**To be done**
Search the data below for the string "name". Extract every line that contains it.

**Part of a data file**

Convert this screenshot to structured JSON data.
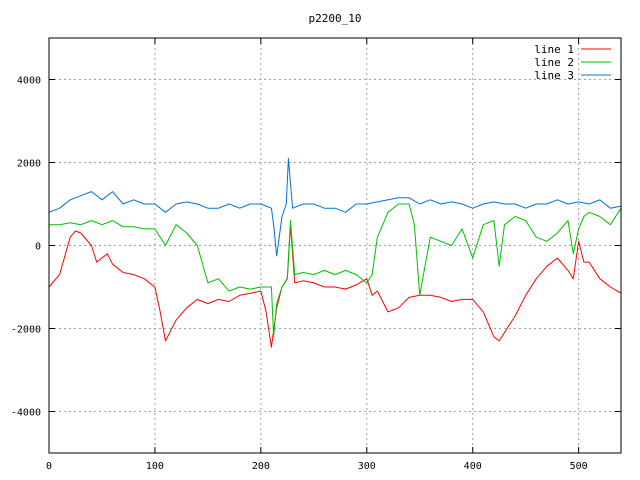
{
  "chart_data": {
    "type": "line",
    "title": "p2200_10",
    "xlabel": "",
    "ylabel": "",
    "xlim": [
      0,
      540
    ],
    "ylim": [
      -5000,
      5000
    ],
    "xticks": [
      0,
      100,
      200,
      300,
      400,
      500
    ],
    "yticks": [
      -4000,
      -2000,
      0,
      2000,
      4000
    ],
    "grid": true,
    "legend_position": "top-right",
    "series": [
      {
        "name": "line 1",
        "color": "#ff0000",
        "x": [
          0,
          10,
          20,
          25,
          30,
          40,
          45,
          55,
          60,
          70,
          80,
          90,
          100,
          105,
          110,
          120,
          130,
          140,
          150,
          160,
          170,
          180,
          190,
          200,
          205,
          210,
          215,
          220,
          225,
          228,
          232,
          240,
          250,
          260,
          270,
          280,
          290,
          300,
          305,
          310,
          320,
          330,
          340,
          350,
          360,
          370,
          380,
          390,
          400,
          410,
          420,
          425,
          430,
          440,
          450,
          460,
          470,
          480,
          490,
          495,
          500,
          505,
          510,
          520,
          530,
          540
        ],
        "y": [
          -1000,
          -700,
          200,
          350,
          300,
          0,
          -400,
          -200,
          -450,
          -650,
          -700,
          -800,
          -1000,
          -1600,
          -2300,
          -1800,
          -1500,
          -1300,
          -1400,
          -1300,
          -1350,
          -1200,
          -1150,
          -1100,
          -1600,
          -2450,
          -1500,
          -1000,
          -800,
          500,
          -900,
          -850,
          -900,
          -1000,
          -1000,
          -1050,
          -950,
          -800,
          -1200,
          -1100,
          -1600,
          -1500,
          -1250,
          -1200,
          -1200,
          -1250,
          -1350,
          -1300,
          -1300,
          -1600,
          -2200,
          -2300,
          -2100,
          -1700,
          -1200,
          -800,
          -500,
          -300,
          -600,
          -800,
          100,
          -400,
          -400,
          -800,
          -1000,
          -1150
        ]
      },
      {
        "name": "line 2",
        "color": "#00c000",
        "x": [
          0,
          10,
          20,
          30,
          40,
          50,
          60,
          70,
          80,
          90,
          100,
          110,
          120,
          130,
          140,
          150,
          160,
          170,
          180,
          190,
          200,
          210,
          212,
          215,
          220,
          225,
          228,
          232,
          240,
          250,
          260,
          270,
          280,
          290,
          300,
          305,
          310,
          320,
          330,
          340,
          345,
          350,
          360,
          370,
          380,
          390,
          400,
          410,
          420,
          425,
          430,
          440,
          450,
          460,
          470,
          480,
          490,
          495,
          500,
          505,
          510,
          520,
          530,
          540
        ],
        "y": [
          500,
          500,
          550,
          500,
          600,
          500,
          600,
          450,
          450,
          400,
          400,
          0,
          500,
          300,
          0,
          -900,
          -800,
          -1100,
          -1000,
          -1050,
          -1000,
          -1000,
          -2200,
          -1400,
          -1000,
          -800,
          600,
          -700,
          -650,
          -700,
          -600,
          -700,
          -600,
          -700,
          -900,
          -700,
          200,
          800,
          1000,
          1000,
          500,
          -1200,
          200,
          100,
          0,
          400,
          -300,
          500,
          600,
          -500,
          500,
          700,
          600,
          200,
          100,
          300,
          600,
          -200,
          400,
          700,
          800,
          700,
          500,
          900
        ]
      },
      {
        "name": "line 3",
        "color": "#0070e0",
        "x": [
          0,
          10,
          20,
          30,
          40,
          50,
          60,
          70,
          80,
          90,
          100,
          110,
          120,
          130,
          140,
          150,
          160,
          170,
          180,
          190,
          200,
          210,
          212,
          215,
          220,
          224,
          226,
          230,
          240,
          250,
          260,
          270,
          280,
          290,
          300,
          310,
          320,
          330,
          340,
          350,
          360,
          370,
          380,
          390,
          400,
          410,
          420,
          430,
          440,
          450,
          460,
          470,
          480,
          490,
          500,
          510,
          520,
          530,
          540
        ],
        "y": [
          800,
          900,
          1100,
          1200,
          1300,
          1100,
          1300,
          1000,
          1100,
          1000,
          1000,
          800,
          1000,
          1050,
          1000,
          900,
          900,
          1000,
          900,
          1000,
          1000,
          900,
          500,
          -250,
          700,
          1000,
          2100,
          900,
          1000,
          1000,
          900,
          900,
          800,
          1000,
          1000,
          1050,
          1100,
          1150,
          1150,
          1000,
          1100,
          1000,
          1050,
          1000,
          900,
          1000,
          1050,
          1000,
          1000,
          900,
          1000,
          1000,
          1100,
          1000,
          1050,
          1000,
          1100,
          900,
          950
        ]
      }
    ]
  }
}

---

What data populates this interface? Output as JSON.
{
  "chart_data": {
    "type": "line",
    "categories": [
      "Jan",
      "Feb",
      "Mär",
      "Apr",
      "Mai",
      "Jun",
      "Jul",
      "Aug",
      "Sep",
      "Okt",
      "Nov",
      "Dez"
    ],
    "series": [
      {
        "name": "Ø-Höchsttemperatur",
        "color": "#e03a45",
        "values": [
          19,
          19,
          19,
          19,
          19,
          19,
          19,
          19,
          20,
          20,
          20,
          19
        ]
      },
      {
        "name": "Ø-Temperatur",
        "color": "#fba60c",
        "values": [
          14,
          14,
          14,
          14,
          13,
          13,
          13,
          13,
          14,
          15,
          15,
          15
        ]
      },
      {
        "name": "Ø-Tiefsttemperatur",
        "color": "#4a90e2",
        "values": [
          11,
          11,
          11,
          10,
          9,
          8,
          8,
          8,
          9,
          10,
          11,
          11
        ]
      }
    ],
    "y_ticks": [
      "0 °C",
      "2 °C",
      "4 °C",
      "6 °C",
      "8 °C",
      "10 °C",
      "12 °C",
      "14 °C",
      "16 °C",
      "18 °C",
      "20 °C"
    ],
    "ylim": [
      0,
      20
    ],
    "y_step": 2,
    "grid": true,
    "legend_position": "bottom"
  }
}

**Exercise response**
        "name": "line 1",
        "name": "line 2",
        "name": "line 3",
        "name": "Ø-Höchsttemperatur",
        "name": "Ø-Temperatur",
        "name": "Ø-Tiefsttemperatur",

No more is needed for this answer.